Record excerpts:
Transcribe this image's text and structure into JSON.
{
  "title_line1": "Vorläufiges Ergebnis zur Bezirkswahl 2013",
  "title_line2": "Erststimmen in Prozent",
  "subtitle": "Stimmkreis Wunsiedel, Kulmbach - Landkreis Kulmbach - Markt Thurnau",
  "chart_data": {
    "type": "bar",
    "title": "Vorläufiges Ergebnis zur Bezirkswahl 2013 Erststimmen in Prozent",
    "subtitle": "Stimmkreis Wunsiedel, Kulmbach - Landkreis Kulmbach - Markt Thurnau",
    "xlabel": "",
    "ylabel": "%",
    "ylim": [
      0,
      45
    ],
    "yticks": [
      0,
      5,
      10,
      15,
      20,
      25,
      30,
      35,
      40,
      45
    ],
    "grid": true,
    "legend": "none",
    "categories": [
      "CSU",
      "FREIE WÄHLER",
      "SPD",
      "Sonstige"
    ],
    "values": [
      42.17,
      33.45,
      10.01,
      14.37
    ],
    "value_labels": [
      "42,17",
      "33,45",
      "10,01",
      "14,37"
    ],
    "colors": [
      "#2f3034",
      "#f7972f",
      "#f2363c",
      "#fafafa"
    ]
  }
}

Given task:
From the listing above, reproduce all the lines exactly.

Full answer:
Transcribe this image's text and structure into JSON.
{
  "title_line1": "Vorläufiges Ergebnis zur Bezirkswahl 2013",
  "title_line2": "Erststimmen in Prozent",
  "subtitle": "Stimmkreis Wunsiedel, Kulmbach - Landkreis Kulmbach - Markt Thurnau",
  "chart_data": {
    "type": "bar",
    "title": "Vorläufiges Ergebnis zur Bezirkswahl 2013 Erststimmen in Prozent",
    "subtitle": "Stimmkreis Wunsiedel, Kulmbach - Landkreis Kulmbach - Markt Thurnau",
    "xlabel": "",
    "ylabel": "%",
    "ylim": [
      0,
      45
    ],
    "yticks": [
      0,
      5,
      10,
      15,
      20,
      25,
      30,
      35,
      40,
      45
    ],
    "grid": true,
    "legend": "none",
    "categories": [
      "CSU",
      "FREIE WÄHLER",
      "SPD",
      "Sonstige"
    ],
    "values": [
      42.17,
      33.45,
      10.01,
      14.37
    ],
    "value_labels": [
      "42,17",
      "33,45",
      "10,01",
      "14,37"
    ],
    "colors": [
      "#2f3034",
      "#f7972f",
      "#f2363c",
      "#fafafa"
    ]
  }
}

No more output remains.